### WORK TO DO
Where the data below has the string "heading", return the whole line.

### EXERCISE MATERIALS
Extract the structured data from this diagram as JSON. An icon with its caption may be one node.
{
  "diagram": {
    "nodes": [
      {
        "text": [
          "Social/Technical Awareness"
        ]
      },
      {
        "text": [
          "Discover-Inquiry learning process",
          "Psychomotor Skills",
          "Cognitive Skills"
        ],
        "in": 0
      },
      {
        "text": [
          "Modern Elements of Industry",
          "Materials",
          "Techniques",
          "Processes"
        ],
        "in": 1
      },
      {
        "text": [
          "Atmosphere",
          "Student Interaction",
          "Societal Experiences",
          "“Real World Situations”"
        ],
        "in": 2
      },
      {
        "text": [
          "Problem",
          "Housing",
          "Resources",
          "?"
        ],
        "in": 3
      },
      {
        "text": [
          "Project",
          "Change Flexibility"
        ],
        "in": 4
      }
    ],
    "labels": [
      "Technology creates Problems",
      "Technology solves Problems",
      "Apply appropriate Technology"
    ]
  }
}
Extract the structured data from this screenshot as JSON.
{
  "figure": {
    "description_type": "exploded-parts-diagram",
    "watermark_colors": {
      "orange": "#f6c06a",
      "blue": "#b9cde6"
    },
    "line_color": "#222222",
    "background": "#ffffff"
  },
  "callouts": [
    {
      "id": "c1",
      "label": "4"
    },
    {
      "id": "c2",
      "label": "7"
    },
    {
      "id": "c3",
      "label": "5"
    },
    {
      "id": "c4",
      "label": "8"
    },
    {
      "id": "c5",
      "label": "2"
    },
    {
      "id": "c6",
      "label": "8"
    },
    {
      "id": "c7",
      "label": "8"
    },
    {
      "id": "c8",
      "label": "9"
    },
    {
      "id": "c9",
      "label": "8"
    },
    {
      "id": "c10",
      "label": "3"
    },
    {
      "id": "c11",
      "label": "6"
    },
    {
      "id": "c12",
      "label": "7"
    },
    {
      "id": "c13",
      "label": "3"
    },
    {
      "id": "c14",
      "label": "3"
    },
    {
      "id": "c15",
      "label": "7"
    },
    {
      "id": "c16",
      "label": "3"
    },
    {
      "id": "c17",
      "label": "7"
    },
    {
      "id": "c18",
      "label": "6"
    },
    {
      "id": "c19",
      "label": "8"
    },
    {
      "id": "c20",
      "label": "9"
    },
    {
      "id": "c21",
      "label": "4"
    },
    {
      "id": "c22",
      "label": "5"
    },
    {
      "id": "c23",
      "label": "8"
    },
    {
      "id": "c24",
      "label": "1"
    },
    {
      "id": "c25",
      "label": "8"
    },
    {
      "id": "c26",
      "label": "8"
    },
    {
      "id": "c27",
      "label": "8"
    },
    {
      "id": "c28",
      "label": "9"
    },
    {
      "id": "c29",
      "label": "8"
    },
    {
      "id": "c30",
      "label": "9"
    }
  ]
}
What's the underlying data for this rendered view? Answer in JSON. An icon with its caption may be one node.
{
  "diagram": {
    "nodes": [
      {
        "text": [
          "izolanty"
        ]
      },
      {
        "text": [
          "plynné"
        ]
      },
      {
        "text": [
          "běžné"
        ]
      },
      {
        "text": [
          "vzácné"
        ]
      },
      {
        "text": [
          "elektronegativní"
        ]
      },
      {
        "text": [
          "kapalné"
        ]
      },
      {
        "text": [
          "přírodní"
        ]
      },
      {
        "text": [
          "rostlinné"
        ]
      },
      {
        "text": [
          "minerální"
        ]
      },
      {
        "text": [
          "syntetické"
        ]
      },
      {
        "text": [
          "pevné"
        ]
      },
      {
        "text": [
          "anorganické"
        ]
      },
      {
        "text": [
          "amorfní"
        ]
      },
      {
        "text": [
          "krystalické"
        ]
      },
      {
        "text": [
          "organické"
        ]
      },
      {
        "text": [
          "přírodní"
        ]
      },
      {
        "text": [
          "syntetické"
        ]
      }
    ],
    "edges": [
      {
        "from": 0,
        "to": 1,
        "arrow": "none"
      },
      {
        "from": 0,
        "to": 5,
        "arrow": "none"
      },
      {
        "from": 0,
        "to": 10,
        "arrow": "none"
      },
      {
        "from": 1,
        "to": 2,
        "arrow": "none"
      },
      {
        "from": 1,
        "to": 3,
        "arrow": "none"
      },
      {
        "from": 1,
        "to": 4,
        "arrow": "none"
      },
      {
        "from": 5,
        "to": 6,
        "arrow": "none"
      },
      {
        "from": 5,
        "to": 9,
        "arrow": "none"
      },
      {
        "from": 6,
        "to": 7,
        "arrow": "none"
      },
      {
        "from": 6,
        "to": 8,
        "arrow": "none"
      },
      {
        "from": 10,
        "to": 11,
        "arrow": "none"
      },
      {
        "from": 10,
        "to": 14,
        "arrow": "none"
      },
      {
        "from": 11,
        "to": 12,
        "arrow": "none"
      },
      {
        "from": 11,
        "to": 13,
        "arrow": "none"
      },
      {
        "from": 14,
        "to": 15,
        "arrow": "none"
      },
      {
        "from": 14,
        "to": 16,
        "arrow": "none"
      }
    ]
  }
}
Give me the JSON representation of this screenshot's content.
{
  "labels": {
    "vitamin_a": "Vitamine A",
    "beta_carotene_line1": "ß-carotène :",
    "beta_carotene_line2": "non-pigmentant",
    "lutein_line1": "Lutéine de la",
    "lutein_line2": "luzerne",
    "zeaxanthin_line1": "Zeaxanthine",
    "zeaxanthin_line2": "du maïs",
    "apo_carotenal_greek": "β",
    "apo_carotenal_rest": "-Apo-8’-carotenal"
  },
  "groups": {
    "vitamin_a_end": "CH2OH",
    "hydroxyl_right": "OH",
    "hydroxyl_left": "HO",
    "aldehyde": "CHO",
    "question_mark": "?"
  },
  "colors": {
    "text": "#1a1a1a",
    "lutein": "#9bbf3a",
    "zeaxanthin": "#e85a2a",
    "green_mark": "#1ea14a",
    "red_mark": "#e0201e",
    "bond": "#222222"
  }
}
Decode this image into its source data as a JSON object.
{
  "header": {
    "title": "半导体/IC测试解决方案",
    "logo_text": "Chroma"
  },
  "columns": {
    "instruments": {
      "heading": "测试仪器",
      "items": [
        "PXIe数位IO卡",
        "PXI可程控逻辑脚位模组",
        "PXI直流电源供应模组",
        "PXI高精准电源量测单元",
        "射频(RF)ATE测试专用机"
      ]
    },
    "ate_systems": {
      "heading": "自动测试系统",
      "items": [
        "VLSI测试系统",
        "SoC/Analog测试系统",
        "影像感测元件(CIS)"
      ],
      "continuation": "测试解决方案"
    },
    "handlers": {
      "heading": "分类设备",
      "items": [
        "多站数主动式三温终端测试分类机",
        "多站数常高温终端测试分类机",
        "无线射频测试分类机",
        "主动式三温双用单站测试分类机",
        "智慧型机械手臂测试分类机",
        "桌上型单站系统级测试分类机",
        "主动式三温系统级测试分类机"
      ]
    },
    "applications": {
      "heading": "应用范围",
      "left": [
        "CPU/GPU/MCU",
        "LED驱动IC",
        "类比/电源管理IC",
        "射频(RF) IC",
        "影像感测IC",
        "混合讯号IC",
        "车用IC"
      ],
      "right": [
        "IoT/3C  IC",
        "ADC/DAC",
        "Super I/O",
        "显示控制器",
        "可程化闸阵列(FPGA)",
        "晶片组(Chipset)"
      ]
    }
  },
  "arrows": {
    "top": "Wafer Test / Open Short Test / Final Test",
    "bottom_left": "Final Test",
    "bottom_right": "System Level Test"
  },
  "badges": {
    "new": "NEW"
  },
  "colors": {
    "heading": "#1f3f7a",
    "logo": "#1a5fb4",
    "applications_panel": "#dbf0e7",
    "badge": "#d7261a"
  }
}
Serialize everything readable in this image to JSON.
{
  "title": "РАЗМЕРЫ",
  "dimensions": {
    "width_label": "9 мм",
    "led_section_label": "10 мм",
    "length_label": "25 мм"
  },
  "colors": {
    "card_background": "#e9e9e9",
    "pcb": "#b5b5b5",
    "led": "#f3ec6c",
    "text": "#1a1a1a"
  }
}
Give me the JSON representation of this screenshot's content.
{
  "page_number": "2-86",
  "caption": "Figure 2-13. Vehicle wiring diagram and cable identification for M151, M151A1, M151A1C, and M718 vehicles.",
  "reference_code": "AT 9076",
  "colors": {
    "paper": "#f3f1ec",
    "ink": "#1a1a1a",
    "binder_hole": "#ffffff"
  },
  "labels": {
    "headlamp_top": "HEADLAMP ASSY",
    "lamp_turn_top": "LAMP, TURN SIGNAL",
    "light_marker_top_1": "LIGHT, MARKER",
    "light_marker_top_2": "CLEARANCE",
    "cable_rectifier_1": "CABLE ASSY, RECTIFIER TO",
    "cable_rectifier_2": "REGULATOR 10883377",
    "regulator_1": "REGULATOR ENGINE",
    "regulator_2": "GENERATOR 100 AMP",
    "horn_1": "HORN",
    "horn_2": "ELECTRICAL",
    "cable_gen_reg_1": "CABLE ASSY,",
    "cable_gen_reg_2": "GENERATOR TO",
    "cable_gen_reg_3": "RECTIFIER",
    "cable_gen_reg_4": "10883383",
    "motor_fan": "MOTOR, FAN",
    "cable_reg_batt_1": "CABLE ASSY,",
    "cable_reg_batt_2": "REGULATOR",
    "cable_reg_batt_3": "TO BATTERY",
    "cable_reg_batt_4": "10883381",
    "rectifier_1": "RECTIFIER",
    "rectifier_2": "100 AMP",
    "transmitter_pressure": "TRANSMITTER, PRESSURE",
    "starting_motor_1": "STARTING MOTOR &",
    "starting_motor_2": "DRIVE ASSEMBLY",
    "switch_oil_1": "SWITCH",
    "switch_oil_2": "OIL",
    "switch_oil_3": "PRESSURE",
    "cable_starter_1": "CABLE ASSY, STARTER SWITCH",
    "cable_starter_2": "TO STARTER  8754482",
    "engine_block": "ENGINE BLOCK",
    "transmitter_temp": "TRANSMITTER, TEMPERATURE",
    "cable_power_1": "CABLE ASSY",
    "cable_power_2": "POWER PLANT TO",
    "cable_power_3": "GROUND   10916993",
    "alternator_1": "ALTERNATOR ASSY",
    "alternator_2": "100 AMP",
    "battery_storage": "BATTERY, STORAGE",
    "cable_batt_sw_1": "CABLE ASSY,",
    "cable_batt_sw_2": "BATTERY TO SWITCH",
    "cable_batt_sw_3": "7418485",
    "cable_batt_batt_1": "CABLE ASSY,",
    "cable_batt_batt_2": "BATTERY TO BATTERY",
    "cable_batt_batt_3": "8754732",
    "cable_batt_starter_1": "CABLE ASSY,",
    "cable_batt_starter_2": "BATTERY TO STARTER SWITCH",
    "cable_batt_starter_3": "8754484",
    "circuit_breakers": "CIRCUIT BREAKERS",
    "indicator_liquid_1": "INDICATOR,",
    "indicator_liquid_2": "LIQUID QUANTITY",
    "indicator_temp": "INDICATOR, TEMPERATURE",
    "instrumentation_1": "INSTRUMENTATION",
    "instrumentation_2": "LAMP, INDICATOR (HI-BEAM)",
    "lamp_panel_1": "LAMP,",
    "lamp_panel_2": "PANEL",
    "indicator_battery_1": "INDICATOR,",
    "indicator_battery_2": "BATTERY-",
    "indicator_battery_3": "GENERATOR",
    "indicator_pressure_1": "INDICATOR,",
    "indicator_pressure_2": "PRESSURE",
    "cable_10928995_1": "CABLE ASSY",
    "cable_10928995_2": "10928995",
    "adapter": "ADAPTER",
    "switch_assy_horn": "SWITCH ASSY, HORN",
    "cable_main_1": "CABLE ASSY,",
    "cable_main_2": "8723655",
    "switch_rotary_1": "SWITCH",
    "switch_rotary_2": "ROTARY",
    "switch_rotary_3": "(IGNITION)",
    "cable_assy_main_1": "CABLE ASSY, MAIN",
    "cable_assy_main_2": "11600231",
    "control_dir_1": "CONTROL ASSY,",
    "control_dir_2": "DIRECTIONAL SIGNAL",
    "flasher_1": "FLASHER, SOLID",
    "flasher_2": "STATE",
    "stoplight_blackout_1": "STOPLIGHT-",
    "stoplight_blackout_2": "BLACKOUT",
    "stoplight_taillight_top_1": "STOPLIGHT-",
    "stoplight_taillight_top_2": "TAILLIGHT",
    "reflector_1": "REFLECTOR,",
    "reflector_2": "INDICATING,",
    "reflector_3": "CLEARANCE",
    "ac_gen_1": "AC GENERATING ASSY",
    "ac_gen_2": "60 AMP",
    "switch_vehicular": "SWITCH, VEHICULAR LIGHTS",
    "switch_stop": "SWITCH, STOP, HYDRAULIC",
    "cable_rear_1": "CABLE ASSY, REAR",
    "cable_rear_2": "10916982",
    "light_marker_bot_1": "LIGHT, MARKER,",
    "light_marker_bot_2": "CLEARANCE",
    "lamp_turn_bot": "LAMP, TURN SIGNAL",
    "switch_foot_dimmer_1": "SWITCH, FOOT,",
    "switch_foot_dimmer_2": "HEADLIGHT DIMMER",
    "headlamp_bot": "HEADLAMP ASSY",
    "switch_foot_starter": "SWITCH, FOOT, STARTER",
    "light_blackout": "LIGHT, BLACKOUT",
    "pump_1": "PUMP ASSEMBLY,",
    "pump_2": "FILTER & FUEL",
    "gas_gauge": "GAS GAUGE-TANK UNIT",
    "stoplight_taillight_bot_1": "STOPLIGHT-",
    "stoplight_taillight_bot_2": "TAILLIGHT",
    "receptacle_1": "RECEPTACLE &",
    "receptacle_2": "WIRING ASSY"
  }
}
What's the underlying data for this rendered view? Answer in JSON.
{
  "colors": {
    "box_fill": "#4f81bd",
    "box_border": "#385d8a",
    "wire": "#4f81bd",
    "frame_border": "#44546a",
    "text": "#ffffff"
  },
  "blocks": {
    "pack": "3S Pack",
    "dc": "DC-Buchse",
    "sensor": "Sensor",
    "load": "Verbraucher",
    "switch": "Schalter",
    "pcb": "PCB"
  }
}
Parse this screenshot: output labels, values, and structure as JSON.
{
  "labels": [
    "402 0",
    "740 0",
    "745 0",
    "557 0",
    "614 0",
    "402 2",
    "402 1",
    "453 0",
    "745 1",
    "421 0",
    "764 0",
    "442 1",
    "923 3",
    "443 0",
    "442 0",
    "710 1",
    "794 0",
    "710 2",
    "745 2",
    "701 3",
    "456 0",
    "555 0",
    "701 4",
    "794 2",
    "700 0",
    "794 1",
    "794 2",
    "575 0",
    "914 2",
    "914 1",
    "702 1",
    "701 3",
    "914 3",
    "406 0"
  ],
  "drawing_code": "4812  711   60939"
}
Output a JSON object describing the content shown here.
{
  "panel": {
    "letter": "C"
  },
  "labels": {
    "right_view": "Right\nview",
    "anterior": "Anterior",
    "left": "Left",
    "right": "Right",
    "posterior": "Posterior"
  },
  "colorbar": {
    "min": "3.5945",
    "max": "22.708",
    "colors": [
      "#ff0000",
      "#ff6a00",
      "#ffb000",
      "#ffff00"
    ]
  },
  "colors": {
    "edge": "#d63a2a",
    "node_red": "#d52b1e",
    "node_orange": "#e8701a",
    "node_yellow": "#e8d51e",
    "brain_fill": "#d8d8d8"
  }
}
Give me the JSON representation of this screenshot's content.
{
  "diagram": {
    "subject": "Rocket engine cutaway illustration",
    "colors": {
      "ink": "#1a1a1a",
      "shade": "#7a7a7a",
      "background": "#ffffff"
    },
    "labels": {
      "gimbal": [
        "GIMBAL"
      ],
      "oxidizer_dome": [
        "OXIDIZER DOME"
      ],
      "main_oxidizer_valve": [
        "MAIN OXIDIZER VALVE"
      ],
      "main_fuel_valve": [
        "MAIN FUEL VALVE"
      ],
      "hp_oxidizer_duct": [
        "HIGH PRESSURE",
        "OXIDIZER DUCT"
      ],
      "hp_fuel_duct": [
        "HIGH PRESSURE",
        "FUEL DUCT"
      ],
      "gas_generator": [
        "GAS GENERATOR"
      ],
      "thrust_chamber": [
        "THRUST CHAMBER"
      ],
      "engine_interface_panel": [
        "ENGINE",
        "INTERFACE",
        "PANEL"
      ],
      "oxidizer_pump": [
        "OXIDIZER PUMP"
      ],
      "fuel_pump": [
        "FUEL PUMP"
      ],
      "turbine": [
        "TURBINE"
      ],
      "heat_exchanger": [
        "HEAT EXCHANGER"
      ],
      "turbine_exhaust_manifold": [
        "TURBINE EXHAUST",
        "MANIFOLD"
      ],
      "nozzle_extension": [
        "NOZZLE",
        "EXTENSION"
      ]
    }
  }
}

### OUTPUT OF THE TASK
      "heading": "测试仪器",
      "heading": "自动测试系统",
      "heading": "分类设备",
      "heading": "应用范围",
    "heading": "#1f3f7a",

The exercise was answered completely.